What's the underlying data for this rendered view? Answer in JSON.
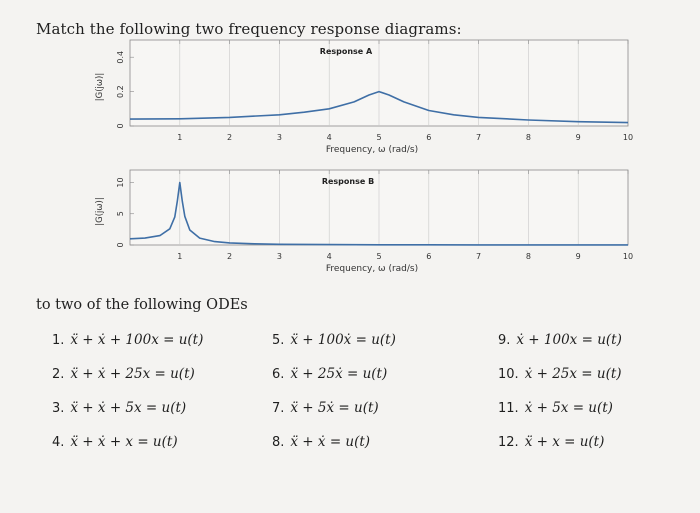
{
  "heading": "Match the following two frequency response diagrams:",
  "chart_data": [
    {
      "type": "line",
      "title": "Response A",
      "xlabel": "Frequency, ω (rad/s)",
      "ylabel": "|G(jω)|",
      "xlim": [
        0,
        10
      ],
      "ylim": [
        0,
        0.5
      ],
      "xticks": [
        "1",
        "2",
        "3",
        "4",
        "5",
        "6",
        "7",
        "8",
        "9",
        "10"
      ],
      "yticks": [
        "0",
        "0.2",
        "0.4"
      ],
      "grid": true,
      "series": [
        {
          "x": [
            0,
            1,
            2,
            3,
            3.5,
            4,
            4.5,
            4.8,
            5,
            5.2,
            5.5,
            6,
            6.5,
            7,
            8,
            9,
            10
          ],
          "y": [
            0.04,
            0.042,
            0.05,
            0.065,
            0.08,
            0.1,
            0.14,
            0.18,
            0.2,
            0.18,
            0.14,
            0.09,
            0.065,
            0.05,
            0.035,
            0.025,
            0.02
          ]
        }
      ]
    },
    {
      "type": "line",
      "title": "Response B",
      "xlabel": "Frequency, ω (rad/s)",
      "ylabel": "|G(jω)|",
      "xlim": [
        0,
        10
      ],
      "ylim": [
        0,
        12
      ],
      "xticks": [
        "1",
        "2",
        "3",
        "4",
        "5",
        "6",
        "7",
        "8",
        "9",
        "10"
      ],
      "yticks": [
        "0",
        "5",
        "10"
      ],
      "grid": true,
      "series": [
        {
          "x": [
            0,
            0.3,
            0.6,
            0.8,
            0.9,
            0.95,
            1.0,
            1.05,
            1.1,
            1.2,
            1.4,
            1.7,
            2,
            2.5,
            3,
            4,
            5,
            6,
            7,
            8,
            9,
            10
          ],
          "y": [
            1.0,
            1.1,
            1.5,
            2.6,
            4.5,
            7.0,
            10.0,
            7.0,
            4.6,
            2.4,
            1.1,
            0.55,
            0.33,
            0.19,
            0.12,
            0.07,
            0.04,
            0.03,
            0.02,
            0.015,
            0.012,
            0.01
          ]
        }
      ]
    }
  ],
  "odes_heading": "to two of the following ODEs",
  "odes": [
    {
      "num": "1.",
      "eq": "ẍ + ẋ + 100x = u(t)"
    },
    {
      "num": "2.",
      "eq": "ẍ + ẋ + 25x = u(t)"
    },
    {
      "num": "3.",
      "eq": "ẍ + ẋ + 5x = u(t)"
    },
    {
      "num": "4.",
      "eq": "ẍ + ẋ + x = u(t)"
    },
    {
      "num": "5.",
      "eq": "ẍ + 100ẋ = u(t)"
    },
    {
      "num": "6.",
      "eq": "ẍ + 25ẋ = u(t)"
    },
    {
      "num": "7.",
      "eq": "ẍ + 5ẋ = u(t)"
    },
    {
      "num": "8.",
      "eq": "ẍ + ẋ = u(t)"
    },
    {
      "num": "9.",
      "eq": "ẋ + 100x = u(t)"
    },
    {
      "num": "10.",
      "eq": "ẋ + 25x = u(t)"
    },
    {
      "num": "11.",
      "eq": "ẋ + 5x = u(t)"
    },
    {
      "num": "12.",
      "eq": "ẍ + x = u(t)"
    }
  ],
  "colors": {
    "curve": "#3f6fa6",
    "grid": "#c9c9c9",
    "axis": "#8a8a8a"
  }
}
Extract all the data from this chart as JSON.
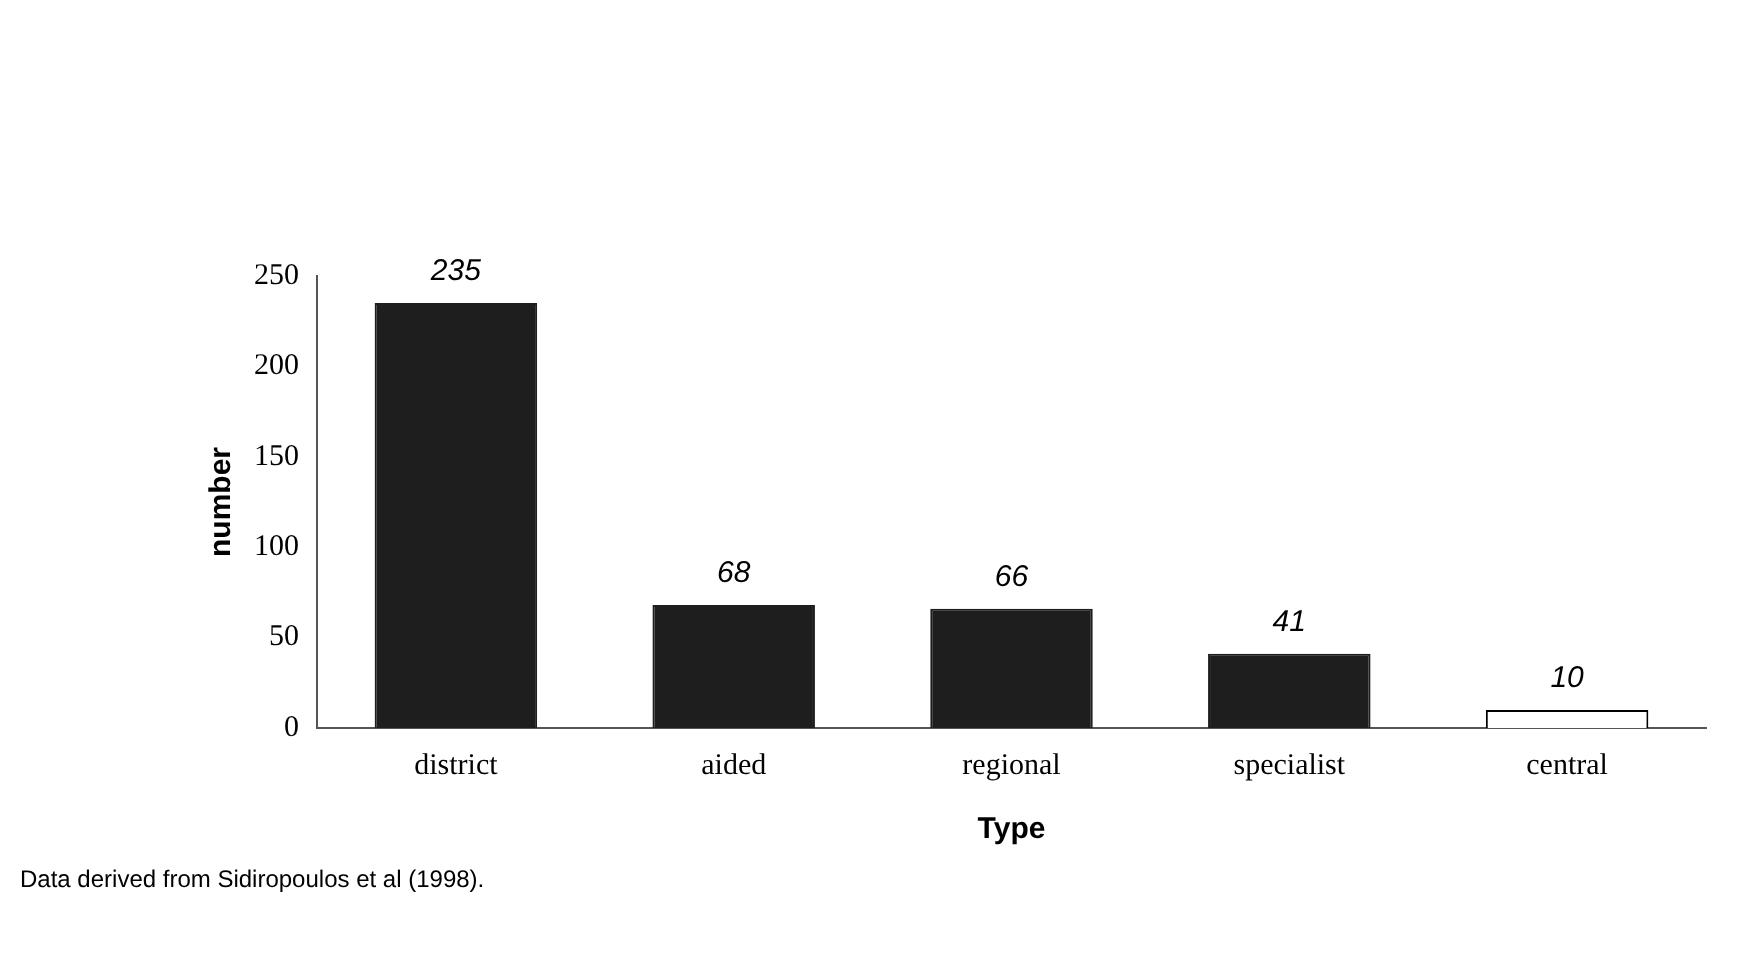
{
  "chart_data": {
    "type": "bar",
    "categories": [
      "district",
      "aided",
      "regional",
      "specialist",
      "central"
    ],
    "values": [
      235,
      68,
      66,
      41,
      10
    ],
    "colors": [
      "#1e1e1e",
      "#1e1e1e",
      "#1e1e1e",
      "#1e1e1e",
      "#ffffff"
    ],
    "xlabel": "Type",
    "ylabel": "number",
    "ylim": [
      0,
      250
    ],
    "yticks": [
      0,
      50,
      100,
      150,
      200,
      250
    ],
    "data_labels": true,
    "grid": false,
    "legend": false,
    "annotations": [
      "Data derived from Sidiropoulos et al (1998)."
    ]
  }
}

● **EXERCISE DIRECTIONS**: Can you restate all the records above word for word while dropping the pictures?

● **WORKED SOLUTION**:
What's the underlying data for this rendered view? Answer in JSON.
{
  "heading": "Match the following two frequency response diagrams:",
  "chart_data": [
    {
      "type": "line",
      "title": "Response A",
      "xlabel": "Frequency, ω (rad/s)",
      "ylabel": "|G(jω)|",
      "xlim": [
        0,
        10
      ],
      "ylim": [
        0,
        0.5
      ],
      "xticks": [
        "1",
        "2",
        "3",
        "4",
        "5",
        "6",
        "7",
        "8",
        "9",
        "10"
      ],
      "yticks": [
        "0",
        "0.2",
        "0.4"
      ],
      "grid": true,
      "series": [
        {
          "x": [
            0,
            1,
            2,
            3,
            3.5,
            4,
            4.5,
            4.8,
            5,
            5.2,
            5.5,
            6,
            6.5,
            7,
            8,
            9,
            10
          ],
          "y": [
            0.04,
            0.042,
            0.05,
            0.065,
            0.08,
            0.1,
            0.14,
            0.18,
            0.2,
            0.18,
            0.14,
            0.09,
            0.065,
            0.05,
            0.035,
            0.025,
            0.02
          ]
        }
      ]
    },
    {
      "type": "line",
      "title": "Response B",
      "xlabel": "Frequency, ω (rad/s)",
      "ylabel": "|G(jω)|",
      "xlim": [
        0,
        10
      ],
      "ylim": [
        0,
        12
      ],
      "xticks": [
        "1",
        "2",
        "3",
        "4",
        "5",
        "6",
        "7",
        "8",
        "9",
        "10"
      ],
      "yticks": [
        "0",
        "5",
        "10"
      ],
      "grid": true,
      "series": [
        {
          "x": [
            0,
            0.3,
            0.6,
            0.8,
            0.9,
            0.95,
            1.0,
            1.05,
            1.1,
            1.2,
            1.4,
            1.7,
            2,
            2.5,
            3,
            4,
            5,
            6,
            7,
            8,
            9,
            10
          ],
          "y": [
            1.0,
            1.1,
            1.5,
            2.6,
            4.5,
            7.0,
            10.0,
            7.0,
            4.6,
            2.4,
            1.1,
            0.55,
            0.33,
            0.19,
            0.12,
            0.07,
            0.04,
            0.03,
            0.02,
            0.015,
            0.012,
            0.01
          ]
        }
      ]
    }
  ],
  "odes_heading": "to two of the following ODEs",
  "odes": [
    {
      "num": "1.",
      "eq": "ẍ + ẋ + 100x = u(t)"
    },
    {
      "num": "2.",
      "eq": "ẍ + ẋ + 25x = u(t)"
    },
    {
      "num": "3.",
      "eq": "ẍ + ẋ + 5x = u(t)"
    },
    {
      "num": "4.",
      "eq": "ẍ + ẋ + x = u(t)"
    },
    {
      "num": "5.",
      "eq": "ẍ + 100ẋ = u(t)"
    },
    {
      "num": "6.",
      "eq": "ẍ + 25ẋ = u(t)"
    },
    {
      "num": "7.",
      "eq": "ẍ + 5ẋ = u(t)"
    },
    {
      "num": "8.",
      "eq": "ẍ + ẋ = u(t)"
    },
    {
      "num": "9.",
      "eq": "ẋ + 100x = u(t)"
    },
    {
      "num": "10.",
      "eq": "ẋ + 25x = u(t)"
    },
    {
      "num": "11.",
      "eq": "ẋ + 5x = u(t)"
    },
    {
      "num": "12.",
      "eq": "ẍ + x = u(t)"
    }
  ],
  "colors": {
    "curve": "#3f6fa6",
    "grid": "#c9c9c9",
    "axis": "#8a8a8a"
  }
}
Extract all the data from this chart as JSON.
{
  "chart_data": {
    "type": "bar",
    "categories": [
      "district",
      "aided",
      "regional",
      "specialist",
      "central"
    ],
    "values": [
      235,
      68,
      66,
      41,
      10
    ],
    "colors": [
      "#1e1e1e",
      "#1e1e1e",
      "#1e1e1e",
      "#1e1e1e",
      "#ffffff"
    ],
    "xlabel": "Type",
    "ylabel": "number",
    "ylim": [
      0,
      250
    ],
    "yticks": [
      0,
      50,
      100,
      150,
      200,
      250
    ],
    "data_labels": true,
    "grid": false,
    "legend": false,
    "annotations": [
      "Data derived from Sidiropoulos et al (1998)."
    ]
  }
}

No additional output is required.